** Aim of the task **
Pull out every line with the word "Description".

:: Stored rows

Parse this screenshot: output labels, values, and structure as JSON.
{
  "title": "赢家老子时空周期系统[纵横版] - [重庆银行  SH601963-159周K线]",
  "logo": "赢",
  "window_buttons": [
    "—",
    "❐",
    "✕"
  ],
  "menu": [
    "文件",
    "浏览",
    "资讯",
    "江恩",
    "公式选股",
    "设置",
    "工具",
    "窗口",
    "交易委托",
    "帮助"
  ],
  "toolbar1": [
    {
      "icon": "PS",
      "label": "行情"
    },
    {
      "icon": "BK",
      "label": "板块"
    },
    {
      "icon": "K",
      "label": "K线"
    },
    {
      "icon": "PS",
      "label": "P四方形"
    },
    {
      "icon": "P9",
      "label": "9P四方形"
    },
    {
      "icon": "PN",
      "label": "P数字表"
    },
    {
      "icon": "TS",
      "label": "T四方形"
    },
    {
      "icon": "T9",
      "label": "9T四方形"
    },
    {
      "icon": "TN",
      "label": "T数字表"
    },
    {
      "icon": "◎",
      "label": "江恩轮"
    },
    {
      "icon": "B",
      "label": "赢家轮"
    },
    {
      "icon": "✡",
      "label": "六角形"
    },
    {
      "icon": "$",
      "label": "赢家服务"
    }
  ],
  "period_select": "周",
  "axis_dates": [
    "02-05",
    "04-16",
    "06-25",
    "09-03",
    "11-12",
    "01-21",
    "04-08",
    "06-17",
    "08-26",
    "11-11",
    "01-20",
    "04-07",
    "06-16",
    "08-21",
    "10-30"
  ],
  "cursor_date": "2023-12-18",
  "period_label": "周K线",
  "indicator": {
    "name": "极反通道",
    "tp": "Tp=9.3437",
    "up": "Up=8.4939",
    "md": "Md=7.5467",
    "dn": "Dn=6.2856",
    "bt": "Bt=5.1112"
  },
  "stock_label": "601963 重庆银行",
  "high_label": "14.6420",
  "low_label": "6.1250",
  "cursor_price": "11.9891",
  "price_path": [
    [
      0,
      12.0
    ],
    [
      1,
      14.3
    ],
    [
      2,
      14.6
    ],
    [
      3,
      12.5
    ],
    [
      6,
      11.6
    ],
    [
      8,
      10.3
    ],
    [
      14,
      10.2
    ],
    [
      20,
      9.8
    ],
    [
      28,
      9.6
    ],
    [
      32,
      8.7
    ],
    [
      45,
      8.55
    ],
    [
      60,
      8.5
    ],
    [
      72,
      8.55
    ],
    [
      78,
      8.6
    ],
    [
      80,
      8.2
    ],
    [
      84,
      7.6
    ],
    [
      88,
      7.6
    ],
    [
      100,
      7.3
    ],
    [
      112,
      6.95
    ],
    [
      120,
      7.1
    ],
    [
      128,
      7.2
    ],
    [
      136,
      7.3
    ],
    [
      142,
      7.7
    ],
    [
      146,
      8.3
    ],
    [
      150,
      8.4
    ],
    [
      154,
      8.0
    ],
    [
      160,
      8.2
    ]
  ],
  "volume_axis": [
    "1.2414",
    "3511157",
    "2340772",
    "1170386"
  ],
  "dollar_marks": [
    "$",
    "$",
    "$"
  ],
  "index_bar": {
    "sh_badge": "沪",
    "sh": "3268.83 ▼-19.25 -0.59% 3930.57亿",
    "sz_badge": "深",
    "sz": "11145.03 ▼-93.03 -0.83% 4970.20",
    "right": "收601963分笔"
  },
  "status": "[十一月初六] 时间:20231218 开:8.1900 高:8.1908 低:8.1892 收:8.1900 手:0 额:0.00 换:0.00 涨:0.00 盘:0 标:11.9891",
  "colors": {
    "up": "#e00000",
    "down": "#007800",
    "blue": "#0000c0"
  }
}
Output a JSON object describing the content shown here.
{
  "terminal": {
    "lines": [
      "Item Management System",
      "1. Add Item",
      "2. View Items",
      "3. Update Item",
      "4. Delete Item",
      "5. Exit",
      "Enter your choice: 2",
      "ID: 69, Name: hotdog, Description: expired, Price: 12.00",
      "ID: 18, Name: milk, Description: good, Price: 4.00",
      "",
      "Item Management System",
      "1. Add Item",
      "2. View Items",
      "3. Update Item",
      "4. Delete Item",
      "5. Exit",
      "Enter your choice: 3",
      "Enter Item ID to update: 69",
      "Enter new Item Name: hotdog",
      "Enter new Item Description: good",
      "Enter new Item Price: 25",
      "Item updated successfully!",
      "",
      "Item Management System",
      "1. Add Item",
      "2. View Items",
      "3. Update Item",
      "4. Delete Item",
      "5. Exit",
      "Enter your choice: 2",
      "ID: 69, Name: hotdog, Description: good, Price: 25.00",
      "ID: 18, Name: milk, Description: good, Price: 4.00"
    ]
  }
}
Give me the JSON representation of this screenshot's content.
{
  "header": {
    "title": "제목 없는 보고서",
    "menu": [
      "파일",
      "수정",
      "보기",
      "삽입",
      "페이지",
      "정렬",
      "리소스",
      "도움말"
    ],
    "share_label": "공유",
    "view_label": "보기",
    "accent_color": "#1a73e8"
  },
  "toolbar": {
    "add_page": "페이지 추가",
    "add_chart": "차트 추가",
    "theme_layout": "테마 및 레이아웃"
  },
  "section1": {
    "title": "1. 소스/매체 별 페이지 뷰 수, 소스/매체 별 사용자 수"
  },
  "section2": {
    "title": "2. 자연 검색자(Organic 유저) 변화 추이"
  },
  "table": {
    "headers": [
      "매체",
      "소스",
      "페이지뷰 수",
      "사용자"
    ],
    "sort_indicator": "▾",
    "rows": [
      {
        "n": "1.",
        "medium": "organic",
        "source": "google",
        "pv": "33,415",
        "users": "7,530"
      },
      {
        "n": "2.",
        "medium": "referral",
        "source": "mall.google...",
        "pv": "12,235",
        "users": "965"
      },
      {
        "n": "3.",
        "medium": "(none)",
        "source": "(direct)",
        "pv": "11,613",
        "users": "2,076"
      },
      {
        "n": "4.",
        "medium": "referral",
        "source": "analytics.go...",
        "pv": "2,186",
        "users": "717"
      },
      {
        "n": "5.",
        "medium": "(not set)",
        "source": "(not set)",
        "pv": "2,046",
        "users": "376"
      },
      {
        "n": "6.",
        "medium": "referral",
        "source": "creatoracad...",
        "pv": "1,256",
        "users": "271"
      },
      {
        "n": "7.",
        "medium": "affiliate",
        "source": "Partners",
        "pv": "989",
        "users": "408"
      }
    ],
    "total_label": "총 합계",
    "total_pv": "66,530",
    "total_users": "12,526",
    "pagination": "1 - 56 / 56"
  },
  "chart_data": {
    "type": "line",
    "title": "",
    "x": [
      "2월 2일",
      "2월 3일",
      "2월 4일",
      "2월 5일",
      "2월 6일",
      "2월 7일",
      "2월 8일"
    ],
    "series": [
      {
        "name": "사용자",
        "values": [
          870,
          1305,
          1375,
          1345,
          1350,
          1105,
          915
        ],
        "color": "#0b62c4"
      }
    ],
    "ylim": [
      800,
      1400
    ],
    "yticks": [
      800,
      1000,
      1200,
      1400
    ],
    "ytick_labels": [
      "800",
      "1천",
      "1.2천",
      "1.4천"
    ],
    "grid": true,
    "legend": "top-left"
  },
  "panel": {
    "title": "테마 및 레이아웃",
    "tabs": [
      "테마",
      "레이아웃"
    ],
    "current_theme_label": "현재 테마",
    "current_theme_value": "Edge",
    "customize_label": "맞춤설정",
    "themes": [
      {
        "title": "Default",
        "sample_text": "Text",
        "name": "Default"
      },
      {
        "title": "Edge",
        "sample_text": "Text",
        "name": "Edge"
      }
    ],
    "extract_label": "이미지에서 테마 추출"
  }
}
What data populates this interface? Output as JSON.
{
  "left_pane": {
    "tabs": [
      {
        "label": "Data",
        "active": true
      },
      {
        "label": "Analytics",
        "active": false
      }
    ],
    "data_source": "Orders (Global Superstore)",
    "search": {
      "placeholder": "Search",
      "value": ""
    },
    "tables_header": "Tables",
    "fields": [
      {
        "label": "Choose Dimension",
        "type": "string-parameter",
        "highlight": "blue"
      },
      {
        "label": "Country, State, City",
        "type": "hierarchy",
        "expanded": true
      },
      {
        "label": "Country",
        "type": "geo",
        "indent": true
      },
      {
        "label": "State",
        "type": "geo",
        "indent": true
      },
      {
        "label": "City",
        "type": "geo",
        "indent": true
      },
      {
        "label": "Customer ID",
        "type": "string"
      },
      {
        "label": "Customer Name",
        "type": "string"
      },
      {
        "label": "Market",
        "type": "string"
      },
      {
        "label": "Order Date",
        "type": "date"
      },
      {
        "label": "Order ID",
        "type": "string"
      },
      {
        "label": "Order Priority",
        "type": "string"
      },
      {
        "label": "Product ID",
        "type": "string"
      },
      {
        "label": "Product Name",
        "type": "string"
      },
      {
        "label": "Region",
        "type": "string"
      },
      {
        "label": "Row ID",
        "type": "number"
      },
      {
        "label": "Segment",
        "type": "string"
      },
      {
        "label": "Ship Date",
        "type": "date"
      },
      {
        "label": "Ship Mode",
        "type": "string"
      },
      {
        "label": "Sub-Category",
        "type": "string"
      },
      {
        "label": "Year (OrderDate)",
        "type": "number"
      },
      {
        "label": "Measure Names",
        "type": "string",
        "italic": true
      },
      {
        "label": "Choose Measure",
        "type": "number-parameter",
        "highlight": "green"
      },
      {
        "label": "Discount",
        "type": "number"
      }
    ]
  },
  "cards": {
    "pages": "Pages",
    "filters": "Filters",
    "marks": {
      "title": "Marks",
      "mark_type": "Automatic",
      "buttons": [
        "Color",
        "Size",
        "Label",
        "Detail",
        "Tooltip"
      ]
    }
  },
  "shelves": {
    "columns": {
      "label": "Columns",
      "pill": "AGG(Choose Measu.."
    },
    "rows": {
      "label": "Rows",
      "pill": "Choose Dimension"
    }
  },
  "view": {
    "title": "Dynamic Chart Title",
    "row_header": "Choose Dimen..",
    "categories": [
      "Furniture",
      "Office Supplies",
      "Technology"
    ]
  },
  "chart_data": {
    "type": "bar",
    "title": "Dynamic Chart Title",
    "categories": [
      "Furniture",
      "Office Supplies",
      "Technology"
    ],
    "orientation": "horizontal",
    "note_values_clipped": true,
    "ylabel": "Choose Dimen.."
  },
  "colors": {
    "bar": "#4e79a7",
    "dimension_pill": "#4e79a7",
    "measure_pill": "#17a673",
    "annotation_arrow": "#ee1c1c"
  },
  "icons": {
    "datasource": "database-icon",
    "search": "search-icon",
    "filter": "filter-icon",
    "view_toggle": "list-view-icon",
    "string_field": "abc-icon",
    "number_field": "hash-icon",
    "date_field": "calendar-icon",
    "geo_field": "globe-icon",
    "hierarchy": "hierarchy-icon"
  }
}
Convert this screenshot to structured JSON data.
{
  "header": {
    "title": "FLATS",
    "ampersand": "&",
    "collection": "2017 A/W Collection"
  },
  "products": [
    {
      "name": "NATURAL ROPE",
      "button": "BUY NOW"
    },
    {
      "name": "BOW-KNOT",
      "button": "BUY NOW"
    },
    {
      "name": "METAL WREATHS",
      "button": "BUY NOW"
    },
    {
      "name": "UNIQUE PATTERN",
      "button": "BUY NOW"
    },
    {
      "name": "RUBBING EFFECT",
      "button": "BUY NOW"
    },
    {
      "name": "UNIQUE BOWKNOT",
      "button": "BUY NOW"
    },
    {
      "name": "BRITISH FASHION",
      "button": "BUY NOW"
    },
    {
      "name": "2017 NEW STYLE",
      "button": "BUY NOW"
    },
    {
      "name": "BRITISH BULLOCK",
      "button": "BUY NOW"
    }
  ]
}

::::

** Solution for this problem **
      "ID: 69, Name: hotdog, Description: expired, Price: 12.00",
      "ID: 18, Name: milk, Description: good, Price: 4.00",
      "Enter new Item Description: good",
      "ID: 69, Name: hotdog, Description: good, Price: 25.00",
      "ID: 18, Name: milk, Description: good, Price: 4.00"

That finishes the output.